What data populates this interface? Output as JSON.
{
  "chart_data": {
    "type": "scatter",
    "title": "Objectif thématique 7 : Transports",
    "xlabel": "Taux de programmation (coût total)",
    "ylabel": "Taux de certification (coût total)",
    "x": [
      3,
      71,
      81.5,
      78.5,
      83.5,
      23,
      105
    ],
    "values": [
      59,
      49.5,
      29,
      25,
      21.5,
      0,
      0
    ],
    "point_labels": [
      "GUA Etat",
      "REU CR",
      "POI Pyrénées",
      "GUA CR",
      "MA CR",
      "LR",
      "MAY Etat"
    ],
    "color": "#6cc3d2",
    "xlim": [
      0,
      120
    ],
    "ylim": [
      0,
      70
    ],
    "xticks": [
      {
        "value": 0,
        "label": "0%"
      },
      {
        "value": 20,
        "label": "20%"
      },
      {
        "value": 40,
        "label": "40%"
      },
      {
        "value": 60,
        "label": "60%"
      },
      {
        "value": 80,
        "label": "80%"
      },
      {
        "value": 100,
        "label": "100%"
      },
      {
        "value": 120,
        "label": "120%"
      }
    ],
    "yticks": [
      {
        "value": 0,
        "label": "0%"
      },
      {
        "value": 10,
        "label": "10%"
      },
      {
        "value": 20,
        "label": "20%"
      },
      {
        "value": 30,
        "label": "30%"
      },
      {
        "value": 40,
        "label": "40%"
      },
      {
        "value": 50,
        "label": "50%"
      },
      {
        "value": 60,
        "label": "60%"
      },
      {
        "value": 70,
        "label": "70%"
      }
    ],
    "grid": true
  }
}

EXERCISE » Your task is to output the full set of records exactly as presented.

RESPONSE »
What data populates this interface? Output as JSON.
{
  "chart_data": {
    "type": "scatter",
    "title": "Objectif thématique 7 : Transports",
    "xlabel": "Taux de programmation (coût total)",
    "ylabel": "Taux de certification (coût total)",
    "x": [
      3,
      71,
      81.5,
      78.5,
      83.5,
      23,
      105
    ],
    "values": [
      59,
      49.5,
      29,
      25,
      21.5,
      0,
      0
    ],
    "point_labels": [
      "GUA Etat",
      "REU CR",
      "POI Pyrénées",
      "GUA CR",
      "MA CR",
      "LR",
      "MAY Etat"
    ],
    "color": "#6cc3d2",
    "xlim": [
      0,
      120
    ],
    "ylim": [
      0,
      70
    ],
    "xticks": [
      {
        "value": 0,
        "label": "0%"
      },
      {
        "value": 20,
        "label": "20%"
      },
      {
        "value": 40,
        "label": "40%"
      },
      {
        "value": 60,
        "label": "60%"
      },
      {
        "value": 80,
        "label": "80%"
      },
      {
        "value": 100,
        "label": "100%"
      },
      {
        "value": 120,
        "label": "120%"
      }
    ],
    "yticks": [
      {
        "value": 0,
        "label": "0%"
      },
      {
        "value": 10,
        "label": "10%"
      },
      {
        "value": 20,
        "label": "20%"
      },
      {
        "value": 30,
        "label": "30%"
      },
      {
        "value": 40,
        "label": "40%"
      },
      {
        "value": 50,
        "label": "50%"
      },
      {
        "value": 60,
        "label": "60%"
      },
      {
        "value": 70,
        "label": "70%"
      }
    ],
    "grid": true
  }
}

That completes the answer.